> [Written instruction]
Return every record exactly as written.

> [Items]
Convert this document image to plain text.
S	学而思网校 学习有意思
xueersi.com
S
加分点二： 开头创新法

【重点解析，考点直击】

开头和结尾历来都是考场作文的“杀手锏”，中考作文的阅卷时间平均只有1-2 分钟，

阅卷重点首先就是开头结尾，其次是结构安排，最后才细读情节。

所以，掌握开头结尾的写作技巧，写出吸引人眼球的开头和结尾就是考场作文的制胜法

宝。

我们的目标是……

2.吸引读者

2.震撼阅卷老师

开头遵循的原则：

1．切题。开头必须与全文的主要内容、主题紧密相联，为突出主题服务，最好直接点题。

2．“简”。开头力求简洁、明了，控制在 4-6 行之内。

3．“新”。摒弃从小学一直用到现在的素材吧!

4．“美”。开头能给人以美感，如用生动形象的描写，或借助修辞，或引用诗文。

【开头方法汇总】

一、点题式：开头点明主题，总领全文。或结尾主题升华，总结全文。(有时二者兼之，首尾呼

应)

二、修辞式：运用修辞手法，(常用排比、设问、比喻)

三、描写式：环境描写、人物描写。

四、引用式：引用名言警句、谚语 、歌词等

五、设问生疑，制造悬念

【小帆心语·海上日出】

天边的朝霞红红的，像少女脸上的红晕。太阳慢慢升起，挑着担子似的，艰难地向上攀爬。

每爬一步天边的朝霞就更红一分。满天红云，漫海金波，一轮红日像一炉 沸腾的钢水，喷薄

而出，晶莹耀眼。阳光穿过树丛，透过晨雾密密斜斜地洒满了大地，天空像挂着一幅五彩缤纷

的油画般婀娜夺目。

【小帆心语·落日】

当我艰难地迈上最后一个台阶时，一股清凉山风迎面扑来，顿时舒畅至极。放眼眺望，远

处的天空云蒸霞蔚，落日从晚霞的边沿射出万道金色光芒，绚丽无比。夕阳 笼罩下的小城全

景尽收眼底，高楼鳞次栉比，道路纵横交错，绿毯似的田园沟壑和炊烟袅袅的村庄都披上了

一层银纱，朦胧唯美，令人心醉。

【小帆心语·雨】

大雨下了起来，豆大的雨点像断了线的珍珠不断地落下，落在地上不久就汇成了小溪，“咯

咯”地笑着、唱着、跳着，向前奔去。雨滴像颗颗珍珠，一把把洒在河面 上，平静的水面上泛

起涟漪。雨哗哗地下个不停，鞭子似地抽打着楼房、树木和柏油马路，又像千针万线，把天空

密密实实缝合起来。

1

> [Task response]
Convert this document image to plain text.
S	学而思网校 学习有意思
xueersi.com
S
加分点二： 开头创新法

【重点解析，考点直击】

开头和结尾历来都是考场作文的“杀手锏”，中考作文的阅卷时间平均只有1-2 分钟，

阅卷重点首先就是开头结尾，其次是结构安排，最后才细读情节。

所以，掌握开头结尾的写作技巧，写出吸引人眼球的开头和结尾就是考场作文的制胜法

宝。

我们的目标是……

2.吸引读者

2.震撼阅卷老师

开头遵循的原则：

1．切题。开头必须与全文的主要内容、主题紧密相联，为突出主题服务，最好直接点题。

2．“简”。开头力求简洁、明了，控制在 4-6 行之内。

3．“新”。摒弃从小学一直用到现在的素材吧!

4．“美”。开头能给人以美感，如用生动形象的描写，或借助修辞，或引用诗文。

【开头方法汇总】

一、点题式：开头点明主题，总领全文。或结尾主题升华，总结全文。(有时二者兼之，首尾呼

应)

二、修辞式：运用修辞手法，(常用排比、设问、比喻)

三、描写式：环境描写、人物描写。

四、引用式：引用名言警句、谚语 、歌词等

五、设问生疑，制造悬念

【小帆心语·海上日出】

天边的朝霞红红的，像少女脸上的红晕。太阳慢慢升起，挑着担子似的，艰难地向上攀爬。

每爬一步天边的朝霞就更红一分。满天红云，漫海金波，一轮红日像一炉 沸腾的钢水，喷薄

而出，晶莹耀眼。阳光穿过树丛，透过晨雾密密斜斜地洒满了大地，天空像挂着一幅五彩缤纷

的油画般婀娜夺目。

【小帆心语·落日】

当我艰难地迈上最后一个台阶时，一股清凉山风迎面扑来，顿时舒畅至极。放眼眺望，远

处的天空云蒸霞蔚，落日从晚霞的边沿射出万道金色光芒，绚丽无比。夕阳 笼罩下的小城全

景尽收眼底，高楼鳞次栉比，道路纵横交错，绿毯似的田园沟壑和炊烟袅袅的村庄都披上了

一层银纱，朦胧唯美，令人心醉。

【小帆心语·雨】

大雨下了起来，豆大的雨点像断了线的珍珠不断地落下，落在地上不久就汇成了小溪，“咯

咯”地笑着、唱着、跳着，向前奔去。雨滴像颗颗珍珠，一把把洒在河面 上，平静的水面上泛

起涟漪。雨哗哗地下个不停，鞭子似地抽打着楼房、树木和柏油马路，又像千针万线，把天空

密密实实缝合起来。

1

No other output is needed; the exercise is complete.